#### [WRITTEN PROBLEM]
Images are excluded; otherwise, output every record exactly.
________
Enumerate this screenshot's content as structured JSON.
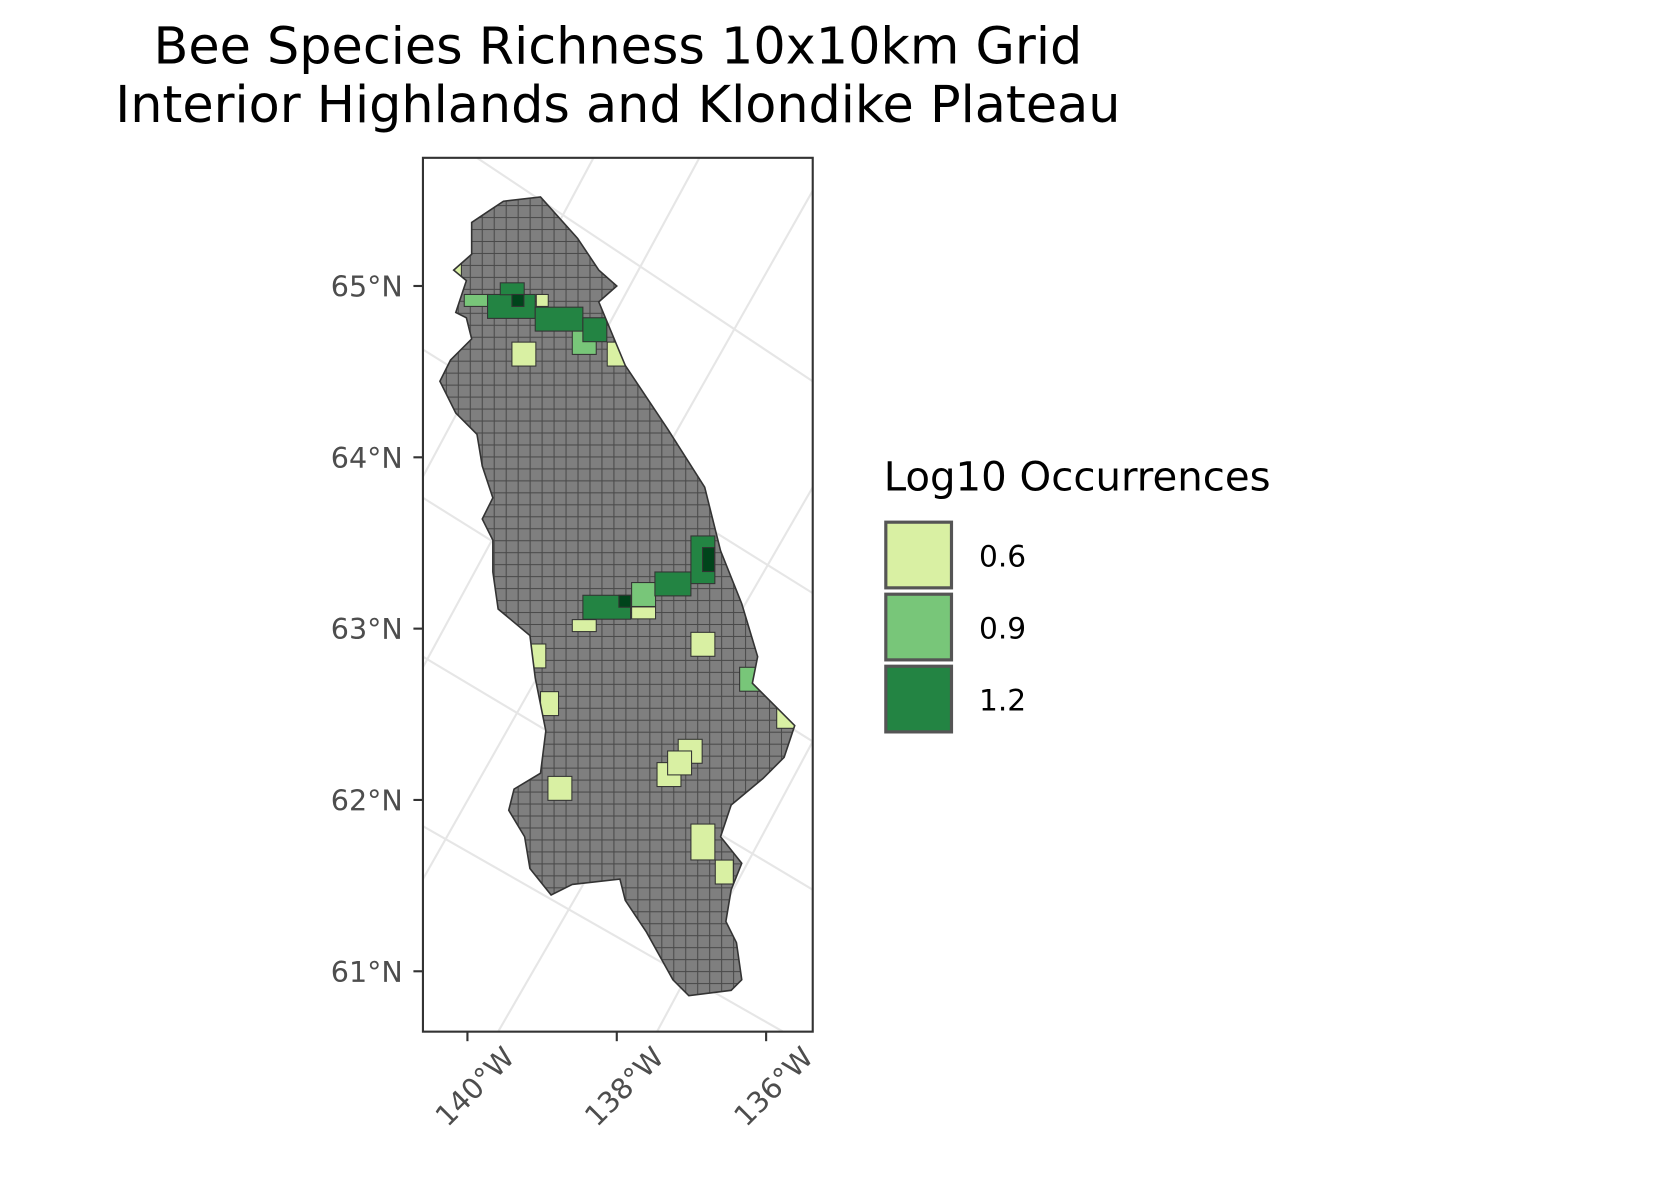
{
  "map": {
    "title": "Bee Species Richness 10x10km Grid",
    "subtitle": "Interior Highlands and Klondike Plateau",
    "yticks": [
      {
        "value": 65,
        "label": "65°N"
      },
      {
        "value": 64,
        "label": "64°N"
      },
      {
        "value": 63,
        "label": "63°N"
      },
      {
        "value": 62,
        "label": "62°N"
      },
      {
        "value": 61,
        "label": "61°N"
      }
    ],
    "xticks": [
      {
        "value": -140,
        "label": "140°W"
      },
      {
        "value": -138,
        "label": "138°W"
      },
      {
        "value": -136,
        "label": "136°W"
      }
    ],
    "legend": {
      "title": "Log10 Occurrences",
      "entries": [
        0.6,
        0.9,
        1.2
      ],
      "colors": [
        "#d9f0a3",
        "#78c679",
        "#238443"
      ]
    }
  }
}
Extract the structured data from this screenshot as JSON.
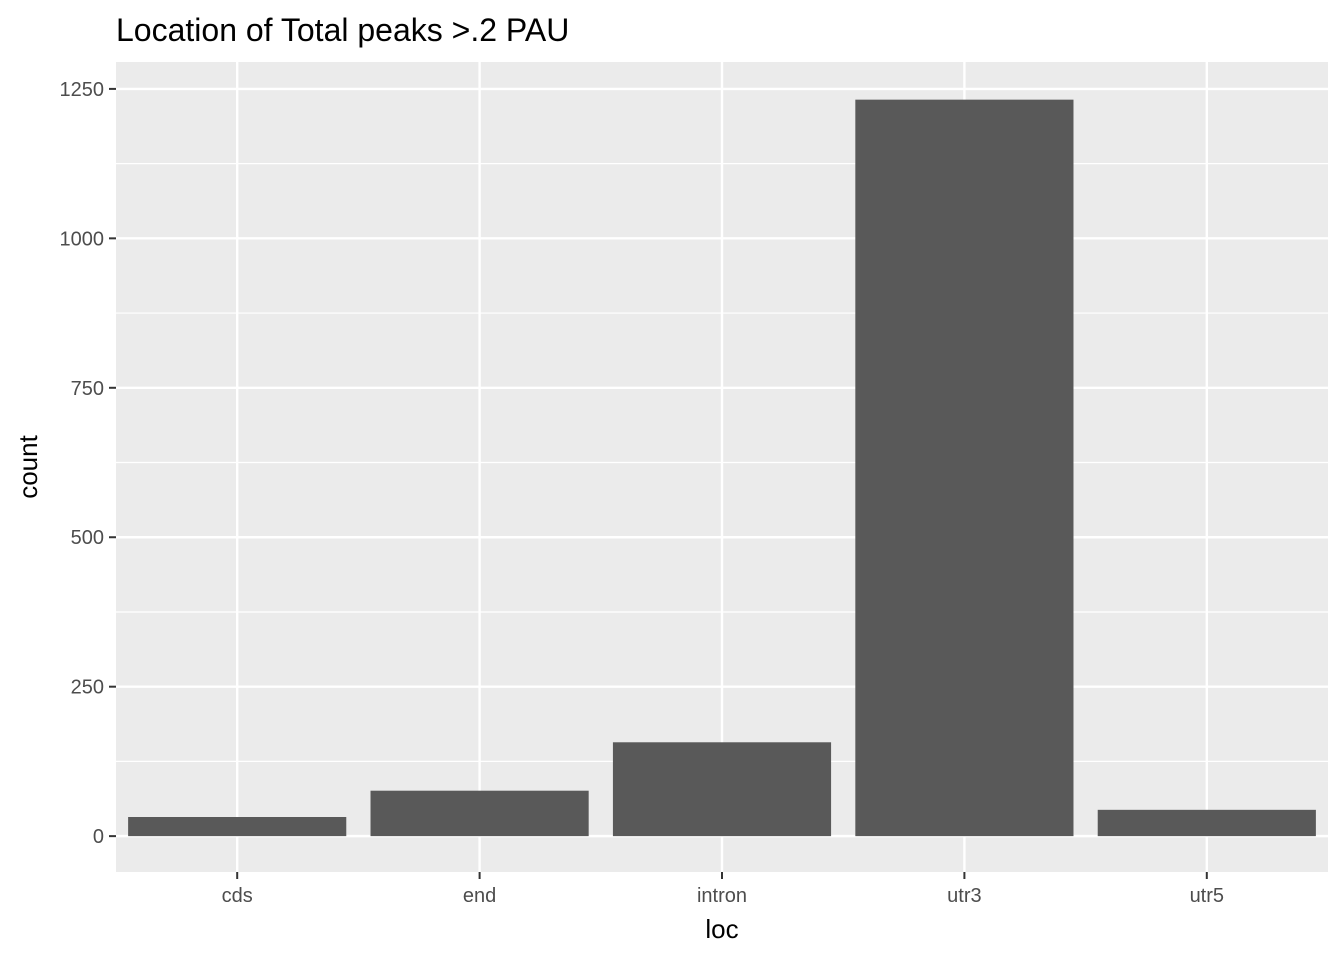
{
  "chart_data": {
    "type": "bar",
    "title": "Location of Total peaks >.2 PAU",
    "xlabel": "loc",
    "ylabel": "count",
    "categories": [
      "cds",
      "end",
      "intron",
      "utr3",
      "utr5"
    ],
    "values": [
      32,
      76,
      157,
      1232,
      44
    ],
    "ylim": [
      -60,
      1295
    ],
    "yticks": [
      0,
      250,
      500,
      750,
      1000,
      1250
    ],
    "ytick_labels": [
      "0",
      "250",
      "500",
      "750",
      "1000",
      "1250"
    ],
    "grid": true,
    "legend": "none",
    "colors": {
      "bar": "#595959",
      "panel": "#ebebeb",
      "grid": "#ffffff"
    }
  }
}
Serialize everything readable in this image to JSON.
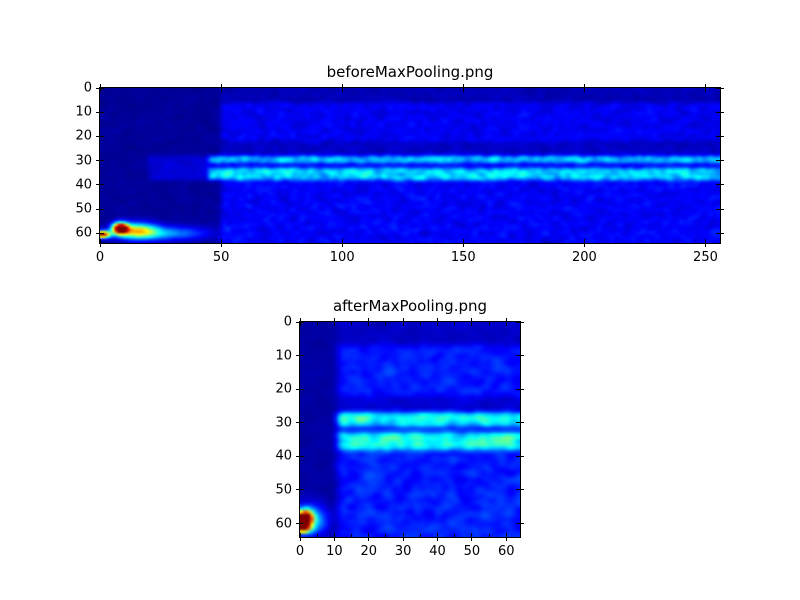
{
  "figure": {
    "background_color": "#ffffff",
    "spine_color": "#000000",
    "text_color": "#000000"
  },
  "chart_data": [
    {
      "type": "heatmap",
      "title": "beforeMaxPooling.png",
      "xlabel": "",
      "ylabel": "",
      "colormap": "jet",
      "x_range": [
        0,
        256
      ],
      "y_range": [
        0,
        64
      ],
      "y_axis_inverted": true,
      "x_ticks": [
        0,
        50,
        100,
        150,
        200,
        250
      ],
      "y_ticks": [
        0,
        10,
        20,
        30,
        40,
        50,
        60
      ],
      "x_minor_step": null,
      "grid_cols": 256,
      "grid_rows": 64,
      "legend": null,
      "grid_lines": false,
      "image_synthesis": {
        "seed": 1337,
        "base": {
          "value": 0.0,
          "noise": 0.05
        },
        "regions": [
          {
            "name": "right-noise-field",
            "x": [
              50,
              256
            ],
            "y": [
              0,
              64
            ],
            "value": 0.05,
            "noise": 0.13
          },
          {
            "name": "top-dark-rows",
            "x": [
              50,
              256
            ],
            "y": [
              0,
              6
            ],
            "value": 0.02,
            "noise": 0.07
          },
          {
            "name": "mid-dark-lane",
            "x": [
              50,
              256
            ],
            "y": [
              22,
              28
            ],
            "value": 0.03,
            "noise": 0.08
          },
          {
            "name": "left-quiet-block",
            "x": [
              0,
              50
            ],
            "y": [
              0,
              64
            ],
            "value": 0.0,
            "noise": 0.05
          },
          {
            "name": "left-band-shadow",
            "x": [
              20,
              50
            ],
            "y": [
              28,
              38
            ],
            "value": 0.05,
            "noise": 0.07
          },
          {
            "name": "band-upper",
            "x": [
              45,
              256
            ],
            "y": [
              28,
              31
            ],
            "value": 0.15,
            "noise": 0.32
          },
          {
            "name": "band-gap",
            "x": [
              45,
              256
            ],
            "y": [
              31,
              33
            ],
            "value": 0.06,
            "noise": 0.09
          },
          {
            "name": "band-lower",
            "x": [
              45,
              256
            ],
            "y": [
              33,
              38
            ],
            "value": 0.17,
            "noise": 0.34
          },
          {
            "name": "lower-noise-field",
            "x": [
              50,
              256
            ],
            "y": [
              38,
              64
            ],
            "value": 0.05,
            "noise": 0.14
          }
        ],
        "hotspots": [
          {
            "name": "hotspot-red-core",
            "x": 8,
            "y": 57.5,
            "rx": 2.2,
            "ry": 1.6,
            "peak": 1.15
          },
          {
            "name": "hotspot-edge-streak",
            "x": 0.5,
            "y": 60,
            "rx": 2.2,
            "ry": 1.0,
            "peak": 0.95
          },
          {
            "name": "hotspot-warm-tail",
            "x": 15,
            "y": 58.5,
            "rx": 5.5,
            "ry": 2.2,
            "peak": 0.55
          },
          {
            "name": "hotspot-cool-tail",
            "x": 27,
            "y": 59.5,
            "rx": 12.0,
            "ry": 2.0,
            "peak": 0.25
          }
        ]
      }
    },
    {
      "type": "heatmap",
      "title": "afterMaxPooling.png",
      "xlabel": "",
      "ylabel": "",
      "colormap": "jet",
      "x_range": [
        0,
        64
      ],
      "y_range": [
        0,
        64
      ],
      "y_axis_inverted": true,
      "x_ticks": [
        0,
        10,
        20,
        30,
        40,
        50,
        60
      ],
      "y_ticks": [
        0,
        10,
        20,
        30,
        40,
        50,
        60
      ],
      "x_minor_step": 5,
      "grid_cols": 64,
      "grid_rows": 64,
      "legend": null,
      "grid_lines": false,
      "image_synthesis": {
        "seed": 4242,
        "base": {
          "value": 0.01,
          "noise": 0.05
        },
        "regions": [
          {
            "name": "noise-field",
            "x": [
              11,
              64
            ],
            "y": [
              0,
              64
            ],
            "value": 0.07,
            "noise": 0.16
          },
          {
            "name": "top-dark-rows",
            "x": [
              11,
              64
            ],
            "y": [
              0,
              7
            ],
            "value": 0.03,
            "noise": 0.08
          },
          {
            "name": "mid-dark-lane",
            "x": [
              11,
              64
            ],
            "y": [
              22,
              27
            ],
            "value": 0.04,
            "noise": 0.09
          },
          {
            "name": "left-quiet-column",
            "x": [
              0,
              11
            ],
            "y": [
              0,
              64
            ],
            "value": 0.01,
            "noise": 0.05
          },
          {
            "name": "band-upper",
            "x": [
              11,
              64
            ],
            "y": [
              27,
              31
            ],
            "value": 0.2,
            "noise": 0.36
          },
          {
            "name": "band-gap",
            "x": [
              11,
              64
            ],
            "y": [
              31,
              33
            ],
            "value": 0.08,
            "noise": 0.1
          },
          {
            "name": "band-lower",
            "x": [
              11,
              64
            ],
            "y": [
              33,
              38
            ],
            "value": 0.22,
            "noise": 0.38
          },
          {
            "name": "lower-noise-field",
            "x": [
              11,
              64
            ],
            "y": [
              38,
              64
            ],
            "value": 0.07,
            "noise": 0.17
          }
        ],
        "hotspots": [
          {
            "name": "hotspot-red-core",
            "x": 1,
            "y": 58,
            "rx": 1.4,
            "ry": 1.6,
            "peak": 1.2
          },
          {
            "name": "hotspot-edge-streak",
            "x": 0,
            "y": 61,
            "rx": 1.6,
            "ry": 0.9,
            "peak": 0.8
          },
          {
            "name": "hotspot-halo",
            "x": 2.5,
            "y": 58.5,
            "rx": 3.2,
            "ry": 3.0,
            "peak": 0.35
          }
        ]
      }
    }
  ]
}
________
#### [CORRECT RESPONSE]
Enumerate this screenshot's content as structured JSON.
{
  "map": {
    "title": "Bee Species Richness 10x10km Grid",
    "subtitle": "Interior Highlands and Klondike Plateau",
    "yticks": [
      {
        "value": 65,
        "label": "65°N"
      },
      {
        "value": 64,
        "label": "64°N"
      },
      {
        "value": 63,
        "label": "63°N"
      },
      {
        "value": 62,
        "label": "62°N"
      },
      {
        "value": 61,
        "label": "61°N"
      }
    ],
    "xticks": [
      {
        "value": -140,
        "label": "140°W"
      },
      {
        "value": -138,
        "label": "138°W"
      },
      {
        "value": -136,
        "label": "136°W"
      }
    ],
    "legend": {
      "title": "Log10 Occurrences",
      "entries": [
        0.6,
        0.9,
        1.2
      ],
      "colors": [
        "#d9f0a3",
        "#78c679",
        "#238443"
      ]
    }
  }
}
Extract the structured data from this screenshot as JSON.
{
  "chart_data": {
    "type": "bar",
    "title": "Location of Total peaks >.2 PAU",
    "xlabel": "loc",
    "ylabel": "count",
    "categories": [
      "cds",
      "end",
      "intron",
      "utr3",
      "utr5"
    ],
    "values": [
      32,
      76,
      157,
      1232,
      44
    ],
    "ylim": [
      -60,
      1295
    ],
    "yticks": [
      0,
      250,
      500,
      750,
      1000,
      1250
    ],
    "ytick_labels": [
      "0",
      "250",
      "500",
      "750",
      "1000",
      "1250"
    ],
    "grid": true,
    "legend": "none",
    "colors": {
      "bar": "#595959",
      "panel": "#ebebeb",
      "grid": "#ffffff"
    }
  }
}
Serialize everything readable in this image to JSON.
{
  "figure": {
    "background_color": "#ffffff",
    "spine_color": "#000000",
    "text_color": "#000000"
  },
  "chart_data": [
    {
      "type": "heatmap",
      "title": "beforeMaxPooling.png",
      "xlabel": "",
      "ylabel": "",
      "colormap": "jet",
      "x_range": [
        0,
        256
      ],
      "y_range": [
        0,
        64
      ],
      "y_axis_inverted": true,
      "x_ticks": [
        0,
        50,
        100,
        150,
        200,
        250
      ],
      "y_ticks": [
        0,
        10,
        20,
        30,
        40,
        50,
        60
      ],
      "x_minor_step": null,
      "grid_cols": 256,
      "grid_rows": 64,
      "legend": null,
      "grid_lines": false,
      "image_synthesis": {
        "seed": 1337,
        "base": {
          "value": 0.0,
          "noise": 0.05
        },
        "regions": [
          {
            "name": "right-noise-field",
            "x": [
              50,
              256
            ],
            "y": [
              0,
              64
            ],
            "value": 0.05,
            "noise": 0.13
          },
          {
            "name": "top-dark-rows",
            "x": [
              50,
              256
            ],
            "y": [
              0,
              6
            ],
            "value": 0.02,
            "noise": 0.07
          },
          {
            "name": "mid-dark-lane",
            "x": [
              50,
              256
            ],
            "y": [
              22,
              28
            ],
            "value": 0.03,
            "noise": 0.08
          },
          {
            "name": "left-quiet-block",
            "x": [
              0,
              50
            ],
            "y": [
              0,
              64
            ],
            "value": 0.0,
            "noise": 0.05
          },
          {
            "name": "left-band-shadow",
            "x": [
              20,
              50
            ],
            "y": [
              28,
              38
            ],
            "value": 0.05,
            "noise": 0.07
          },
          {
            "name": "band-upper",
            "x": [
              45,
              256
            ],
            "y": [
              28,
              31
            ],
            "value": 0.15,
            "noise": 0.32
          },
          {
            "name": "band-gap",
            "x": [
              45,
              256
            ],
            "y": [
              31,
              33
            ],
            "value": 0.06,
            "noise": 0.09
          },
          {
            "name": "band-lower",
            "x": [
              45,
              256
            ],
            "y": [
              33,
              38
            ],
            "value": 0.17,
            "noise": 0.34
          },
          {
            "name": "lower-noise-field",
            "x": [
              50,
              256
            ],
            "y": [
              38,
              64
            ],
            "value": 0.05,
            "noise": 0.14
          }
        ],
        "hotspots": [
          {
            "name": "hotspot-red-core",
            "x": 8,
            "y": 57.5,
            "rx": 2.2,
            "ry": 1.6,
            "peak": 1.15
          },
          {
            "name": "hotspot-edge-streak",
            "x": 0.5,
            "y": 60,
            "rx": 2.2,
            "ry": 1.0,
            "peak": 0.95
          },
          {
            "name": "hotspot-warm-tail",
            "x": 15,
            "y": 58.5,
            "rx": 5.5,
            "ry": 2.2,
            "peak": 0.55
          },
          {
            "name": "hotspot-cool-tail",
            "x": 27,
            "y": 59.5,
            "rx": 12.0,
            "ry": 2.0,
            "peak": 0.25
          }
        ]
      }
    },
    {
      "type": "heatmap",
      "title": "afterMaxPooling.png",
      "xlabel": "",
      "ylabel": "",
      "colormap": "jet",
      "x_range": [
        0,
        64
      ],
      "y_range": [
        0,
        64
      ],
      "y_axis_inverted": true,
      "x_ticks": [
        0,
        10,
        20,
        30,
        40,
        50,
        60
      ],
      "y_ticks": [
        0,
        10,
        20,
        30,
        40,
        50,
        60
      ],
      "x_minor_step": 5,
      "grid_cols": 64,
      "grid_rows": 64,
      "legend": null,
      "grid_lines": false,
      "image_synthesis": {
        "seed": 4242,
        "base": {
          "value": 0.01,
          "noise": 0.05
        },
        "regions": [
          {
            "name": "noise-field",
            "x": [
              11,
              64
            ],
            "y": [
              0,
              64
            ],
            "value": 0.07,
            "noise": 0.16
          },
          {
            "name": "top-dark-rows",
            "x": [
              11,
              64
            ],
            "y": [
              0,
              7
            ],
            "value": 0.03,
            "noise": 0.08
          },
          {
            "name": "mid-dark-lane",
            "x": [
              11,
              64
            ],
            "y": [
              22,
              27
            ],
            "value": 0.04,
            "noise": 0.09
          },
          {
            "name": "left-quiet-column",
            "x": [
              0,
              11
            ],
            "y": [
              0,
              64
            ],
            "value": 0.01,
            "noise": 0.05
          },
          {
            "name": "band-upper",
            "x": [
              11,
              64
            ],
            "y": [
              27,
              31
            ],
            "value": 0.2,
            "noise": 0.36
          },
          {
            "name": "band-gap",
            "x": [
              11,
              64
            ],
            "y": [
              31,
              33
            ],
            "value": 0.08,
            "noise": 0.1
          },
          {
            "name": "band-lower",
            "x": [
              11,
              64
            ],
            "y": [
              33,
              38
            ],
            "value": 0.22,
            "noise": 0.38
          },
          {
            "name": "lower-noise-field",
            "x": [
              11,
              64
            ],
            "y": [
              38,
              64
            ],
            "value": 0.07,
            "noise": 0.17
          }
        ],
        "hotspots": [
          {
            "name": "hotspot-red-core",
            "x": 1,
            "y": 58,
            "rx": 1.4,
            "ry": 1.6,
            "peak": 1.2
          },
          {
            "name": "hotspot-edge-streak",
            "x": 0,
            "y": 61,
            "rx": 1.6,
            "ry": 0.9,
            "peak": 0.8
          },
          {
            "name": "hotspot-halo",
            "x": 2.5,
            "y": 58.5,
            "rx": 3.2,
            "ry": 3.0,
            "peak": 0.35
          }
        ]
      }
    }
  ]
}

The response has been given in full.